## Given request
Collect every line below that contains the word "dash".

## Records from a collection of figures

[START]

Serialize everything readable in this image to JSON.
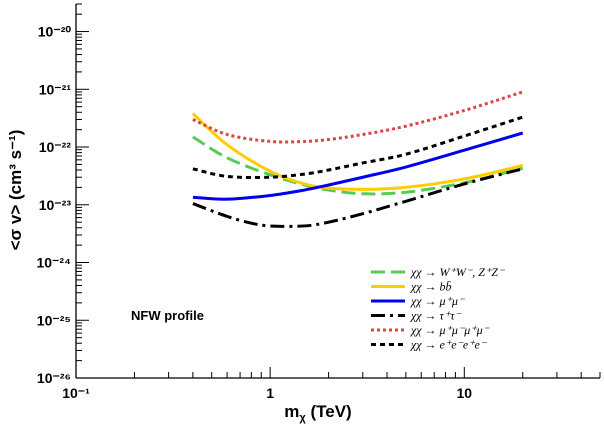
{
  "chart_data": {
    "type": "line",
    "title": "",
    "xlabel": "m",
    "xlabel_sub": "χ",
    "xlabel_unit": " (TeV)",
    "ylabel": "<σ v> (cm³ s⁻¹)",
    "x_scale": "log",
    "y_scale": "log",
    "xlim": [
      0.1,
      50
    ],
    "ylim": [
      1e-26,
      3e-20
    ],
    "x_ticks": [
      {
        "value": 0.1,
        "label": "10⁻¹"
      },
      {
        "value": 1,
        "label": "1"
      },
      {
        "value": 10,
        "label": "10"
      }
    ],
    "y_ticks": [
      {
        "value": 1e-26,
        "label": "10⁻²⁶"
      },
      {
        "value": 1e-25,
        "label": "10⁻²⁵"
      },
      {
        "value": 1e-24,
        "label": "10⁻²⁴"
      },
      {
        "value": 1e-23,
        "label": "10⁻²³"
      },
      {
        "value": 1e-22,
        "label": "10⁻²²"
      },
      {
        "value": 1e-21,
        "label": "10⁻²¹"
      },
      {
        "value": 1e-20,
        "label": "10⁻²⁰"
      }
    ],
    "grid": false,
    "legend_position": "bottom-right",
    "annotation": "NFW profile",
    "series": [
      {
        "name": "χχ → W⁺W⁻, Z⁺Z⁻",
        "color": "#55cc55",
        "dash": "longdash",
        "x": [
          0.4,
          0.6,
          1.0,
          1.5,
          2.0,
          3.0,
          5.0,
          10.0,
          20.0
        ],
        "y": [
          1.5e-22,
          6.5e-23,
          3.3e-23,
          2.2e-23,
          1.8e-23,
          1.55e-23,
          1.65e-23,
          2.4e-23,
          4.3e-23
        ]
      },
      {
        "name": "χχ → bb̄",
        "color": "#ffcc00",
        "dash": "solid",
        "x": [
          0.4,
          0.6,
          1.0,
          1.5,
          2.0,
          3.0,
          5.0,
          10.0,
          20.0
        ],
        "y": [
          3.8e-22,
          1.1e-22,
          3.8e-23,
          2.3e-23,
          1.95e-23,
          1.85e-23,
          2e-23,
          2.8e-23,
          4.8e-23
        ]
      },
      {
        "name": "χχ → μ⁺μ⁻",
        "color": "#0000ee",
        "dash": "solid",
        "x": [
          0.4,
          0.6,
          1.0,
          1.5,
          2.0,
          3.0,
          5.0,
          10.0,
          20.0
        ],
        "y": [
          1.35e-23,
          1.25e-23,
          1.45e-23,
          1.8e-23,
          2.2e-23,
          3e-23,
          4.5e-23,
          8.8e-23,
          1.75e-22
        ]
      },
      {
        "name": "χχ → τ⁺τ⁻",
        "color": "#000000",
        "dash": "dashdot",
        "x": [
          0.4,
          0.6,
          0.8,
          1.0,
          1.5,
          2.0,
          3.0,
          5.0,
          10.0,
          20.0
        ],
        "y": [
          1.05e-23,
          6.3e-24,
          4.8e-24,
          4.3e-24,
          4.3e-24,
          5e-24,
          7e-24,
          1.15e-23,
          2.3e-23,
          4.2e-23
        ]
      },
      {
        "name": "χχ → μ⁺μ⁻μ⁺μ⁻",
        "color": "#dd4444",
        "dash": "dotted",
        "x": [
          0.4,
          0.6,
          1.0,
          1.5,
          2.0,
          3.0,
          5.0,
          10.0,
          20.0
        ],
        "y": [
          3e-22,
          1.65e-22,
          1.25e-22,
          1.25e-22,
          1.35e-22,
          1.65e-22,
          2.3e-22,
          4.3e-22,
          9e-22
        ]
      },
      {
        "name": "χχ → e⁺e⁻e⁺e⁻",
        "color": "#000000",
        "dash": "shortdash",
        "x": [
          0.4,
          0.6,
          1.0,
          1.5,
          2.0,
          3.0,
          5.0,
          10.0,
          20.0
        ],
        "y": [
          4.2e-23,
          3.1e-23,
          3e-23,
          3.4e-23,
          4e-23,
          5.3e-23,
          7.5e-23,
          1.55e-22,
          3.3e-22
        ]
      }
    ]
  }
}
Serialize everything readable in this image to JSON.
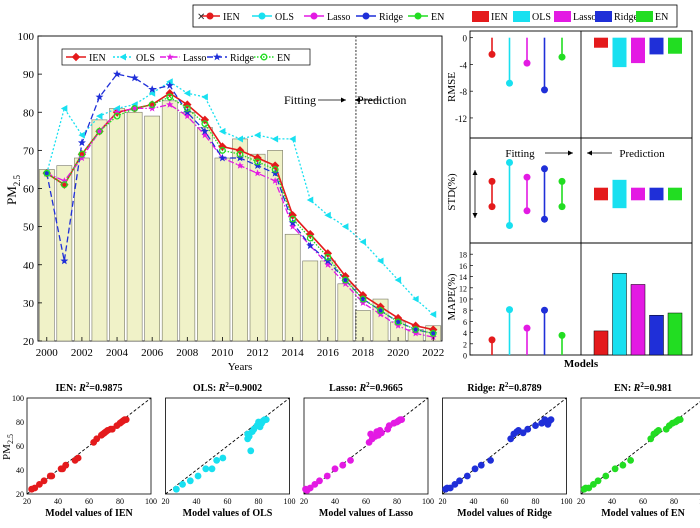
{
  "colors": {
    "IEN": "#e41a1c",
    "OLS": "#18e0f0",
    "Lasso": "#e31ae3",
    "Ridge": "#1f2fd8",
    "EN": "#22dd22",
    "bar_fill": "#f0f2c8",
    "bar_stroke": "#777766",
    "vline": "#555555"
  },
  "top_legend": {
    "line_labels": [
      "IEN",
      "OLS",
      "Lasso",
      "Ridge",
      "EN"
    ],
    "bar_labels": [
      "IEN",
      "OLS",
      "Lasso",
      "Ridge",
      "EN"
    ],
    "close_icon": "close-icon"
  },
  "chart_data": [
    {
      "id": "main",
      "type": "line",
      "xlabel": "Years",
      "ylabel_main": "PM",
      "ylabel_sub": "2.5",
      "xlim": [
        1999.5,
        2022.5
      ],
      "ylim": [
        20,
        100
      ],
      "yticks": [
        20,
        30,
        40,
        50,
        60,
        70,
        80,
        90,
        100
      ],
      "xticks": [
        2000,
        2002,
        2004,
        2006,
        2008,
        2010,
        2012,
        2014,
        2016,
        2018,
        2020,
        2022
      ],
      "split_year": 2017.6,
      "fitting_label": "Fitting",
      "prediction_label": "Prediction",
      "legend": [
        "IEN",
        "OLS",
        "Lasso",
        "Ridge",
        "EN"
      ],
      "x": [
        2000,
        2001,
        2002,
        2003,
        2004,
        2005,
        2006,
        2007,
        2008,
        2009,
        2010,
        2011,
        2012,
        2013,
        2014,
        2015,
        2016,
        2017,
        2018,
        2019,
        2020,
        2021,
        2022
      ],
      "bars": [
        65,
        66,
        68,
        78,
        81,
        80,
        79,
        83,
        80,
        76,
        68,
        73,
        69,
        70,
        48,
        41,
        41,
        35,
        28,
        31,
        25,
        23,
        24
      ],
      "series": [
        {
          "name": "IEN",
          "values": [
            64,
            61,
            69,
            75,
            80,
            81,
            82,
            85,
            82,
            78,
            71,
            70,
            68,
            66,
            53,
            48,
            43,
            37,
            32,
            29,
            26,
            24,
            23
          ]
        },
        {
          "name": "OLS",
          "values": [
            64,
            81,
            74,
            79,
            81,
            82,
            85,
            88,
            85,
            84,
            75,
            73,
            74,
            73,
            73,
            57,
            53,
            50,
            46,
            41,
            36,
            31,
            27
          ]
        },
        {
          "name": "Lasso",
          "values": [
            64,
            62,
            68,
            75,
            80,
            81,
            81,
            82,
            79,
            74,
            68,
            66,
            64,
            62,
            50,
            45,
            40,
            35,
            30,
            27,
            24,
            22,
            21
          ]
        },
        {
          "name": "Ridge",
          "values": [
            64,
            41,
            72,
            84,
            90,
            89,
            86,
            87,
            80,
            75,
            68,
            68,
            66,
            64,
            51,
            45,
            41,
            36,
            31,
            28,
            25,
            23,
            22
          ]
        },
        {
          "name": "EN",
          "values": [
            64,
            61,
            69,
            75,
            79,
            81,
            82,
            84,
            81,
            77,
            70,
            69,
            67,
            65,
            52,
            47,
            42,
            36,
            31,
            28,
            25,
            23,
            22
          ]
        }
      ]
    },
    {
      "id": "rmse",
      "type": "bar",
      "ylabel": "RMSE",
      "ylim": [
        -15,
        1
      ],
      "yticks": [
        -12,
        -8,
        -4,
        0
      ],
      "fitting_stems": [
        {
          "name": "IEN",
          "value": -2.5
        },
        {
          "name": "OLS",
          "value": -6.8
        },
        {
          "name": "Lasso",
          "value": -3.8
        },
        {
          "name": "Ridge",
          "value": -7.8
        },
        {
          "name": "EN",
          "value": -2.9
        }
      ],
      "prediction_bars": [
        {
          "name": "IEN",
          "value": -1.5
        },
        {
          "name": "OLS",
          "value": -4.4
        },
        {
          "name": "Lasso",
          "value": -3.8
        },
        {
          "name": "Ridge",
          "value": -2.5
        },
        {
          "name": "EN",
          "value": -2.4
        }
      ]
    },
    {
      "id": "std",
      "type": "bar",
      "ylabel": "STD(%)",
      "fitting_label": "Fitting",
      "prediction_label": "Prediction",
      "fitting_ranges": [
        {
          "name": "IEN",
          "low": -0.6,
          "high": 0.6
        },
        {
          "name": "OLS",
          "low": -1.5,
          "high": 1.5
        },
        {
          "name": "Lasso",
          "low": -0.8,
          "high": 0.8
        },
        {
          "name": "Ridge",
          "low": -1.2,
          "high": 1.2
        },
        {
          "name": "EN",
          "low": -0.6,
          "high": 0.6
        }
      ],
      "prediction_ranges": [
        {
          "name": "IEN",
          "low": -0.4,
          "high": 0.4
        },
        {
          "name": "OLS",
          "low": -0.9,
          "high": 0.9
        },
        {
          "name": "Lasso",
          "low": -0.4,
          "high": 0.4
        },
        {
          "name": "Ridge",
          "low": -0.4,
          "high": 0.4
        },
        {
          "name": "EN",
          "low": -0.4,
          "high": 0.4
        }
      ]
    },
    {
      "id": "mape",
      "type": "bar",
      "ylabel": "MAPE(%)",
      "xlabel": "Models",
      "ylim": [
        0,
        20
      ],
      "yticks": [
        0,
        2,
        4,
        6,
        8,
        10,
        12,
        14,
        16,
        18
      ],
      "fitting_stems": [
        {
          "name": "IEN",
          "value": 2.7
        },
        {
          "name": "OLS",
          "value": 8.1
        },
        {
          "name": "Lasso",
          "value": 4.8
        },
        {
          "name": "Ridge",
          "value": 8.0
        },
        {
          "name": "EN",
          "value": 3.5
        }
      ],
      "prediction_bars": [
        {
          "name": "IEN",
          "value": 4.3
        },
        {
          "name": "OLS",
          "value": 14.6
        },
        {
          "name": "Lasso",
          "value": 12.6
        },
        {
          "name": "Ridge",
          "value": 7.1
        },
        {
          "name": "EN",
          "value": 7.5
        }
      ]
    },
    {
      "id": "scatter",
      "type": "scatter",
      "ylabel_main": "PM",
      "ylabel_sub": "2.5",
      "xlim": [
        20,
        100
      ],
      "ylim": [
        20,
        100
      ],
      "xticks": [
        20,
        40,
        60,
        80,
        100
      ],
      "yticks": [
        20,
        40,
        60,
        80,
        100
      ],
      "panels": [
        {
          "model": "IEN",
          "prefix": "IEN: ",
          "r2_value": "=0.9875",
          "xlabel": "Model values of IEN",
          "x": [
            23,
            25,
            28,
            31,
            35,
            36,
            42,
            43,
            45,
            51,
            53,
            63,
            65,
            68,
            69,
            70,
            71,
            72,
            74,
            75,
            78,
            80,
            81,
            82,
            83,
            84
          ],
          "y": [
            24,
            25,
            28,
            31,
            35,
            35,
            41,
            41,
            44,
            48,
            50,
            63,
            66,
            69,
            70,
            71,
            72,
            73,
            74,
            74,
            77,
            79,
            80,
            81,
            82,
            82
          ]
        },
        {
          "model": "OLS",
          "prefix": "OLS: ",
          "r2_value": "=0.9002",
          "xlabel": "Model values of OLS",
          "x": [
            27,
            31,
            36,
            41,
            46,
            50,
            53,
            57,
            73,
            73,
            74,
            75,
            76,
            77,
            79,
            80,
            81,
            82,
            83,
            84,
            85
          ],
          "y": [
            24,
            28,
            31,
            35,
            41,
            41,
            48,
            50,
            70,
            66,
            68,
            56,
            72,
            74,
            77,
            80,
            76,
            79,
            81,
            82,
            82
          ]
        },
        {
          "model": "Lasso",
          "prefix": "Lasso: ",
          "r2_value": "=0.9665",
          "xlabel": "Model values of Lasso",
          "x": [
            21,
            22,
            24,
            27,
            30,
            35,
            40,
            45,
            50,
            62,
            63,
            64,
            66,
            67,
            68,
            69,
            70,
            74,
            75,
            78,
            80,
            81,
            82,
            83
          ],
          "y": [
            24,
            23,
            25,
            28,
            31,
            35,
            41,
            44,
            48,
            63,
            70,
            66,
            68,
            72,
            69,
            73,
            71,
            74,
            77,
            79,
            80,
            81,
            82,
            82
          ]
        },
        {
          "model": "Ridge",
          "prefix": "Ridge: ",
          "r2_value": "=0.8789",
          "xlabel": "Model values of Ridge",
          "x": [
            22,
            23,
            25,
            28,
            31,
            36,
            41,
            45,
            51,
            64,
            66,
            68,
            69,
            72,
            75,
            80,
            84,
            86,
            87,
            88,
            89,
            90
          ],
          "y": [
            24,
            25,
            25,
            28,
            31,
            35,
            41,
            44,
            48,
            66,
            70,
            72,
            73,
            71,
            74,
            77,
            79,
            82,
            80,
            78,
            81,
            82
          ]
        },
        {
          "model": "EN",
          "prefix": "EN: ",
          "r2_value": "=0.981",
          "xlabel": "Model values of EN",
          "x": [
            22,
            23,
            25,
            28,
            31,
            36,
            42,
            47,
            52,
            65,
            67,
            69,
            70,
            75,
            77,
            79,
            81,
            82,
            83,
            84
          ],
          "y": [
            24,
            25,
            25,
            28,
            31,
            35,
            41,
            44,
            48,
            66,
            70,
            72,
            73,
            74,
            77,
            79,
            80,
            81,
            82,
            82
          ]
        }
      ]
    }
  ]
}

[END]

## Response to this task
        "dash": "longdash",
        "dash": "solid",
        "dash": "solid",
        "dash": "dashdot",
        "dash": "dotted",
        "dash": "shortdash",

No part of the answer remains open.